Look through the material below. Copy each line that contains the string "memorandum".
START Stored records
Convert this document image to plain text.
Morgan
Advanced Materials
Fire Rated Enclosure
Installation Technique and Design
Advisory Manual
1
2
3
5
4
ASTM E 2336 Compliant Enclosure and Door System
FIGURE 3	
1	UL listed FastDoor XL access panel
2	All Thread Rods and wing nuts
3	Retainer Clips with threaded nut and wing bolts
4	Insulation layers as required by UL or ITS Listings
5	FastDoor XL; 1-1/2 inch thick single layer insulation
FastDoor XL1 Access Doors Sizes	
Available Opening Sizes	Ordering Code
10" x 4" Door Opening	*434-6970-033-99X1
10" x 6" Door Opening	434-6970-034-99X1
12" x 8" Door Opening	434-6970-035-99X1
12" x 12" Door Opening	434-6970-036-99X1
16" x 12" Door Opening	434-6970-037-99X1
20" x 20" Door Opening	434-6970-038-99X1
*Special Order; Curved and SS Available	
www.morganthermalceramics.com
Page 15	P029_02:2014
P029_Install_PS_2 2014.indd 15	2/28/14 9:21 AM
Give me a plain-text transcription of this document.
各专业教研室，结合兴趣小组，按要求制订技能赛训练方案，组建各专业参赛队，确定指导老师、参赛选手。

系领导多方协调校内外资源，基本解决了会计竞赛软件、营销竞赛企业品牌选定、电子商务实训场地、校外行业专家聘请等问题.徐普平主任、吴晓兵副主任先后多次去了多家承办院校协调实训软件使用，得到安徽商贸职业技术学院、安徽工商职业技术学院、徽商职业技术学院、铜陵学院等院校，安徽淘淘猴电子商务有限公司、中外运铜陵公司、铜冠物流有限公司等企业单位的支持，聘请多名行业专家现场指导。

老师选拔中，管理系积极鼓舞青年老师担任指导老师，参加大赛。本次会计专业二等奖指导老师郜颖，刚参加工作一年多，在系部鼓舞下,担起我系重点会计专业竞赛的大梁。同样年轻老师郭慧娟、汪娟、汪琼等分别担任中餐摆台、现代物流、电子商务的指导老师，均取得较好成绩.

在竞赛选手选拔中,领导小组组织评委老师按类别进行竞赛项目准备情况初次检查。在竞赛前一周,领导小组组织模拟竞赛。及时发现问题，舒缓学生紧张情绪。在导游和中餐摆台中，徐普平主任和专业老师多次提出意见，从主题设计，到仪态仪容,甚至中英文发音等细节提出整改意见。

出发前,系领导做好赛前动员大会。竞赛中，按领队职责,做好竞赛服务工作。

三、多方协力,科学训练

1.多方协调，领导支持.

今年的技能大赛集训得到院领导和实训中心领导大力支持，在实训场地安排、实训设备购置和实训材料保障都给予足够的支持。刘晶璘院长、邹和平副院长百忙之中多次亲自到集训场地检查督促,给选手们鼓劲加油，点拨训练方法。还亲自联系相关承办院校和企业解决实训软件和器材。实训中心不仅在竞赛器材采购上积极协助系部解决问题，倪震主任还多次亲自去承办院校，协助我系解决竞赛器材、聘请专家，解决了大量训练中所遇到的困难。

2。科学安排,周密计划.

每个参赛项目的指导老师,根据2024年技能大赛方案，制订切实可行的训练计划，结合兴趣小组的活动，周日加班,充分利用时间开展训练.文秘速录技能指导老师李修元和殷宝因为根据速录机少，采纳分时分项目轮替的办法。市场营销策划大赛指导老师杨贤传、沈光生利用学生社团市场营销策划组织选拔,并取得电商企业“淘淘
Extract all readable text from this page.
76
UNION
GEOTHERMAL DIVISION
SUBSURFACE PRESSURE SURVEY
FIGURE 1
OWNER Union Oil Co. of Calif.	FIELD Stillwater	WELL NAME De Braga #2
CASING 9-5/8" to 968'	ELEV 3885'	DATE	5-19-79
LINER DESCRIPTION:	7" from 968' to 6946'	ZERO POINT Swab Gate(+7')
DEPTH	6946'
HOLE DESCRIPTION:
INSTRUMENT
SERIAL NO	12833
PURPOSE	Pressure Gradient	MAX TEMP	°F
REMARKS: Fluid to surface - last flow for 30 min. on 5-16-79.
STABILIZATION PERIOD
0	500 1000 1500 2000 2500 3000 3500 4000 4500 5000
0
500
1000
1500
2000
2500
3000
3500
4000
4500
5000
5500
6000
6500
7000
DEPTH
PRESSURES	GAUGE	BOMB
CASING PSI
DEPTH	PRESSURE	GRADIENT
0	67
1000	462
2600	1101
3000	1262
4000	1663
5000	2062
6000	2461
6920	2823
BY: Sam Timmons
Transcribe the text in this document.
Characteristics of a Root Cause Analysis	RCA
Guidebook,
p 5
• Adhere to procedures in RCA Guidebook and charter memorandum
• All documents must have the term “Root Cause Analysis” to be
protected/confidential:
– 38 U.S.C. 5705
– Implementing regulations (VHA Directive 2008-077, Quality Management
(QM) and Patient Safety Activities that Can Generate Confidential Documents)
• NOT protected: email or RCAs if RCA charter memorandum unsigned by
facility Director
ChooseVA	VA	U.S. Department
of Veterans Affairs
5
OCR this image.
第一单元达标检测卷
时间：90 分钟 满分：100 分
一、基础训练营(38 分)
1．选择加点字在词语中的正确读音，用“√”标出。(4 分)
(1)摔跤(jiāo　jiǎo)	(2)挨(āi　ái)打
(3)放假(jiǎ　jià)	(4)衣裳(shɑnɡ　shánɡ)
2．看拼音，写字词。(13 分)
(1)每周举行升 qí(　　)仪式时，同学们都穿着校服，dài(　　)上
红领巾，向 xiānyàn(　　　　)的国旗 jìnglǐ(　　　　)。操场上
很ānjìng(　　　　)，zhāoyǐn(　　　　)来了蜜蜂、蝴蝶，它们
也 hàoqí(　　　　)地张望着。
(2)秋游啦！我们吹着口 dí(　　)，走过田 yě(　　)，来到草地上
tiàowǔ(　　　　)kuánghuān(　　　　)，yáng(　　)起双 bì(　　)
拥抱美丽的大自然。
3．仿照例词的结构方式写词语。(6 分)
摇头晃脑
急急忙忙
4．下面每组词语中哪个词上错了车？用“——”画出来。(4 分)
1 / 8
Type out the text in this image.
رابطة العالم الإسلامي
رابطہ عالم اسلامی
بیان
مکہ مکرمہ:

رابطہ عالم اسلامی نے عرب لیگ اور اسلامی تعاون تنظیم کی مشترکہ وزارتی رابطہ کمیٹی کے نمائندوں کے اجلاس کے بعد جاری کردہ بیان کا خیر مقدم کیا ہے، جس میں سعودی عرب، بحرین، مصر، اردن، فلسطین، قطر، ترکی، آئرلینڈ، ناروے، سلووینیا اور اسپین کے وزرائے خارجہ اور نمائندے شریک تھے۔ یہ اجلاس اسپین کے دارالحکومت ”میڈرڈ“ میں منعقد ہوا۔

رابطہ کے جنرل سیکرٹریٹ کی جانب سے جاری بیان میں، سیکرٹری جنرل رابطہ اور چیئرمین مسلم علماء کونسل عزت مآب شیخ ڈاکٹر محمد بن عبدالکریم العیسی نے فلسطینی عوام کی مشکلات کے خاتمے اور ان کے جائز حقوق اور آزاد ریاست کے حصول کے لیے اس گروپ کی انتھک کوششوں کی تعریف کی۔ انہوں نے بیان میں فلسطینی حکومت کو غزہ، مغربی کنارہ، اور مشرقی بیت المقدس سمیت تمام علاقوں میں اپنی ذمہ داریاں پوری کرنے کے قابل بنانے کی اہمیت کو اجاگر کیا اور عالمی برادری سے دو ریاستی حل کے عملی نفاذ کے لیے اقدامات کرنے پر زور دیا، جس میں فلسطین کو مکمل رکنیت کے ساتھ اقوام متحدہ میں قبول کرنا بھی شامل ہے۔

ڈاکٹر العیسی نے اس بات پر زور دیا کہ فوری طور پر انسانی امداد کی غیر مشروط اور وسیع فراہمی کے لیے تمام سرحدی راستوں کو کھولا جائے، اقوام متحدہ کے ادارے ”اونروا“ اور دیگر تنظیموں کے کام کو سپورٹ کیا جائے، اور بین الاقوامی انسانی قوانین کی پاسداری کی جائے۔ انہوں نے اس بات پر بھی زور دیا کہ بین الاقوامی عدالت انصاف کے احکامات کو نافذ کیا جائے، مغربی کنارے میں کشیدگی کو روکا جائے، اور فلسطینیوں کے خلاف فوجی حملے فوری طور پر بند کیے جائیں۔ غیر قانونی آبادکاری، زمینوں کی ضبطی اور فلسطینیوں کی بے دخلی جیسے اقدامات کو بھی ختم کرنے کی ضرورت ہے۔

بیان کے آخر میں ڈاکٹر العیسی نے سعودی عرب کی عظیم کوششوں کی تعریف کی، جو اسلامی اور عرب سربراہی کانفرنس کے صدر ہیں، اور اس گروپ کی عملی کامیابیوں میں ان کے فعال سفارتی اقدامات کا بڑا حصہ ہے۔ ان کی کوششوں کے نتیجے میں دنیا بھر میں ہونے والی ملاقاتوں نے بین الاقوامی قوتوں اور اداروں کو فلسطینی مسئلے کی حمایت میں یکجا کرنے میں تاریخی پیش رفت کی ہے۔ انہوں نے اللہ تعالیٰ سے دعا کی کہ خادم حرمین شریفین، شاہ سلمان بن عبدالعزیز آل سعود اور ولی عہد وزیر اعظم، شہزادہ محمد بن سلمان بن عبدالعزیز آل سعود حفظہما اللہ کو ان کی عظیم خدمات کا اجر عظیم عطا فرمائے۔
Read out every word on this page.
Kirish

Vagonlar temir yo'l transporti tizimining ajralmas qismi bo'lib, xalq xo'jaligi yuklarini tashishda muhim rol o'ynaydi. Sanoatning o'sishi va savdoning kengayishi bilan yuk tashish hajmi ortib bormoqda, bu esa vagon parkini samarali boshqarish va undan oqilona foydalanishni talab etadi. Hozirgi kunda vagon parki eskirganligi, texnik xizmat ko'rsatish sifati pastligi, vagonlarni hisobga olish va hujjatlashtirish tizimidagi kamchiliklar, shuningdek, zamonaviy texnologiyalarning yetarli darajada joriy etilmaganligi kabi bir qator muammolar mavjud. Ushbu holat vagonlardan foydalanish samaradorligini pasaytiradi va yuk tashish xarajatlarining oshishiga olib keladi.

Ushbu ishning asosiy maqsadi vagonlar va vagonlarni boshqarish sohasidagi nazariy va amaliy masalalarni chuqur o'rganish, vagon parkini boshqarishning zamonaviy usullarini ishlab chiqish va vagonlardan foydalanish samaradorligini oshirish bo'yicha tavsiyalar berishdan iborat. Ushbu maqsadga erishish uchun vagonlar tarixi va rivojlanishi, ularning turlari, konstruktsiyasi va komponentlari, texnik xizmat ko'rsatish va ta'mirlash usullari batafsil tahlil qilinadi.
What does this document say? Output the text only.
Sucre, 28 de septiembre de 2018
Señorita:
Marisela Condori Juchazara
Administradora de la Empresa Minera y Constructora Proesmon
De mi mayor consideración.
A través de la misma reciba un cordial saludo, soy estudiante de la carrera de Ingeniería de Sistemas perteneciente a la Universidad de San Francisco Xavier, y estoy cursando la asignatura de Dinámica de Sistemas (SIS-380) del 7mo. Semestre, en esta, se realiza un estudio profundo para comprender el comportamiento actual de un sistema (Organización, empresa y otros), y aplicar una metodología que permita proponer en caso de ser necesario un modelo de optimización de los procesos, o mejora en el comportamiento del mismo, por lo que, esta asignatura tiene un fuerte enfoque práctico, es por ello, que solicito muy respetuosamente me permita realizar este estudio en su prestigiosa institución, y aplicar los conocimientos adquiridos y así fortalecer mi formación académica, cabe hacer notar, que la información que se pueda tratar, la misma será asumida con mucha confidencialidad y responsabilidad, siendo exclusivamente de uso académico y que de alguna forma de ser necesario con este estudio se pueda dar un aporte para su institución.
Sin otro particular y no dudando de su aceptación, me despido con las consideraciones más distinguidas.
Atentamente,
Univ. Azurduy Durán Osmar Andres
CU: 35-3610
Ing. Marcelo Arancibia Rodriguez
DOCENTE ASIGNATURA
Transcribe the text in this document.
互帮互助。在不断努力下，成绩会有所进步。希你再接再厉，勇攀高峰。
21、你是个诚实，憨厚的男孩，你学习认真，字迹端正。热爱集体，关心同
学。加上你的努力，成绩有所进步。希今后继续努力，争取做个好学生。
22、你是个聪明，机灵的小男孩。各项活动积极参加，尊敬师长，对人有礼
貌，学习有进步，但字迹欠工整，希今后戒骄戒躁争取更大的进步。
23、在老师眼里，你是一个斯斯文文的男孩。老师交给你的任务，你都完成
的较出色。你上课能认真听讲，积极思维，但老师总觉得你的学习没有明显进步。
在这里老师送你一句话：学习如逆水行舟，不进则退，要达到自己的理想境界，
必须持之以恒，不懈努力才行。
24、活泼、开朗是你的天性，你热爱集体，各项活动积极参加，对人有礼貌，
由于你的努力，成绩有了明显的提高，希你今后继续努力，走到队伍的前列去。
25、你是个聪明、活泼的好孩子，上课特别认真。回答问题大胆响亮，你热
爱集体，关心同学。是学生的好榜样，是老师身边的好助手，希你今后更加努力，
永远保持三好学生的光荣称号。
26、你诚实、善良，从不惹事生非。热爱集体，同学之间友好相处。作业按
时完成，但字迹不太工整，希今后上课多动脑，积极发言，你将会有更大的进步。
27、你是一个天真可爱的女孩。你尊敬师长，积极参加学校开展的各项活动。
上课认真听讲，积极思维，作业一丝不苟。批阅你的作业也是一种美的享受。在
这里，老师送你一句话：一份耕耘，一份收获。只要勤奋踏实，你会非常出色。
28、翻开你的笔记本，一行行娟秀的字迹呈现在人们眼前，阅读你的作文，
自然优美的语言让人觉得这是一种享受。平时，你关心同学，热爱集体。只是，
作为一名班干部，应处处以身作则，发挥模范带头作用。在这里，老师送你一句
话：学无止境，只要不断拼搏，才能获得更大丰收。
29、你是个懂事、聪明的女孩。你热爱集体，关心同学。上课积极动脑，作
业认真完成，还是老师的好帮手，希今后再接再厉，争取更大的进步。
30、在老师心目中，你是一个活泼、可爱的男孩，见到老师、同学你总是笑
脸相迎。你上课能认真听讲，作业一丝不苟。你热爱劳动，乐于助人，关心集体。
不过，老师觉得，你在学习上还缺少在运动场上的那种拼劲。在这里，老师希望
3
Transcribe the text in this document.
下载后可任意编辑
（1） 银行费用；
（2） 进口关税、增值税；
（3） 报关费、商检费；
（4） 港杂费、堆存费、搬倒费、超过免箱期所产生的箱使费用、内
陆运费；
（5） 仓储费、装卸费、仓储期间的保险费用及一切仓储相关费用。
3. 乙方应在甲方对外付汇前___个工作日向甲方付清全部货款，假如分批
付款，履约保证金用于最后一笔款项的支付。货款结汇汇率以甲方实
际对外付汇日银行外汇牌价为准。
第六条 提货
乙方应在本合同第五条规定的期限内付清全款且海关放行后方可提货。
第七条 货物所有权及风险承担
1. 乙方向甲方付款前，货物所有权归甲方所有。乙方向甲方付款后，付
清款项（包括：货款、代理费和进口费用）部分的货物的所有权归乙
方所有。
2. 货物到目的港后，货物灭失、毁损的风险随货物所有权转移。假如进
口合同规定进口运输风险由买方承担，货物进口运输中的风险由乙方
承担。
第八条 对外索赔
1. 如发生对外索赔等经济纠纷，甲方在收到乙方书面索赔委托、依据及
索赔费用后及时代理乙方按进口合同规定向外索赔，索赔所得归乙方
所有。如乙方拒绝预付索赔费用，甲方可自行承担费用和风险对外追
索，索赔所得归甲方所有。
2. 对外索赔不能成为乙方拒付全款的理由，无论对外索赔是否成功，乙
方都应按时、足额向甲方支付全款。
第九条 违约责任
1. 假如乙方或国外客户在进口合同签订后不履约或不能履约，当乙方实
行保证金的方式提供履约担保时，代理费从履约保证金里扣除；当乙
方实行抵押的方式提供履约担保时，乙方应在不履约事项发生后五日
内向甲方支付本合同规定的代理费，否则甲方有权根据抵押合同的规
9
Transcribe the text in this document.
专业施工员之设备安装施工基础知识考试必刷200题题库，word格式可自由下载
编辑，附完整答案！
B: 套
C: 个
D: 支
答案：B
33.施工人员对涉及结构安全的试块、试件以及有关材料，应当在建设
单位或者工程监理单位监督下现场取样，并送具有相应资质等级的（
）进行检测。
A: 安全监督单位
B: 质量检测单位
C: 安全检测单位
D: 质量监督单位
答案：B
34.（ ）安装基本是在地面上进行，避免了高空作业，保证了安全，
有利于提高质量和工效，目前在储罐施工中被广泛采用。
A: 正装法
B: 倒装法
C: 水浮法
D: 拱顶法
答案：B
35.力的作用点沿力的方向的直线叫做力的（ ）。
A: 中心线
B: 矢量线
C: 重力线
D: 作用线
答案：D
END Stored records
▶ [Right answer]:
• Adhere to procedures in RCA Guidebook and charter memorandum
• NOT protected: email or RCAs if RCA charter memorandum unsigned by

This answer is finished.